Work required -
The entries below are to be written out again without alteration.

Data to use -
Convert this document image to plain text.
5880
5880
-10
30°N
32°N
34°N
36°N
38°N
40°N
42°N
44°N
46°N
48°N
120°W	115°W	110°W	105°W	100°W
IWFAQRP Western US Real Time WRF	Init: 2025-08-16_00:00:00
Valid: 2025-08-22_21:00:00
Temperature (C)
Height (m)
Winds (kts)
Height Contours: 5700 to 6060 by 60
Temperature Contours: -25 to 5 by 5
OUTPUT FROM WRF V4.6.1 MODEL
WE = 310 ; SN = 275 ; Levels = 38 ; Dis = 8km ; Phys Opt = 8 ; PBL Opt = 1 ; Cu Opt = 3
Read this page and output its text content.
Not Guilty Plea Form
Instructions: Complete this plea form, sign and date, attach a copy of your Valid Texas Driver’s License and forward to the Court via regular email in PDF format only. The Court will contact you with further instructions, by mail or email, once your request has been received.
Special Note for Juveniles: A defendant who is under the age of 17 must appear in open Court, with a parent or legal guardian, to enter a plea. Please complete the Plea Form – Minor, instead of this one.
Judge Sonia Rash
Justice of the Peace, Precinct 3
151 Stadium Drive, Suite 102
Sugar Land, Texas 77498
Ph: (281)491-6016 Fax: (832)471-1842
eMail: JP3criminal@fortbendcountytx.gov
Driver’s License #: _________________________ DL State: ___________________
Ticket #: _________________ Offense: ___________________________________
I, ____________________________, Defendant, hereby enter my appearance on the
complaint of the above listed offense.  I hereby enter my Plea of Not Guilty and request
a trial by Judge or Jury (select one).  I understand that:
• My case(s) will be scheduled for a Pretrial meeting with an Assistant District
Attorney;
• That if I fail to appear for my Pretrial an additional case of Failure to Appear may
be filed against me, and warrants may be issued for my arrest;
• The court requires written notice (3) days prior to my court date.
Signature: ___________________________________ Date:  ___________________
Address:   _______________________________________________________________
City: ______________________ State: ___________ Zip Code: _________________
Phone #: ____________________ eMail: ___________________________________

The reply -
Convert this document image to plain text.
5880
5880
-10
30°N
32°N
34°N
36°N
38°N
40°N
42°N
44°N
46°N
48°N
120°W	115°W	110°W	105°W	100°W
IWFAQRP Western US Real Time WRF	Init: 2025-08-16_00:00:00
Valid: 2025-08-22_21:00:00
Temperature (C)
Height (m)
Winds (kts)
Height Contours: 5700 to 6060 by 60
Temperature Contours: -25 to 5 by 5
OUTPUT FROM WRF V4.6.1 MODEL
WE = 310 ; SN = 275 ; Levels = 38 ; Dis = 8km ; Phys Opt = 8 ; PBL Opt = 1 ; Cu Opt = 3
Read this page and output its text content.
Not Guilty Plea Form
Instructions: Complete this plea form, sign and date, attach a copy of your Valid Texas Driver’s License and forward to the Court via regular email in PDF format only. The Court will contact you with further instructions, by mail or email, once your request has been received.
Special Note for Juveniles: A defendant who is under the age of 17 must appear in open Court, with a parent or legal guardian, to enter a plea. Please complete the Plea Form – Minor, instead of this one.
Judge Sonia Rash
Justice of the Peace, Precinct 3
151 Stadium Drive, Suite 102
Sugar Land, Texas 77498
Ph: (281)491-6016 Fax: (832)471-1842
eMail: JP3criminal@fortbendcountytx.gov
Driver’s License #: _________________________ DL State: ___________________
Ticket #: _________________ Offense: ___________________________________
I, ____________________________, Defendant, hereby enter my appearance on the
complaint of the above listed offense.  I hereby enter my Plea of Not Guilty and request
a trial by Judge or Jury (select one).  I understand that:
• My case(s) will be scheduled for a Pretrial meeting with an Assistant District
Attorney;
• That if I fail to appear for my Pretrial an additional case of Failure to Appear may
be filed against me, and warrants may be issued for my arrest;
• The court requires written notice (3) days prior to my court date.
Signature: ___________________________________ Date:  ___________________
Address:   _______________________________________________________________
City: ______________________ State: ___________ Zip Code: _________________
Phone #: ____________________ eMail: ___________________________________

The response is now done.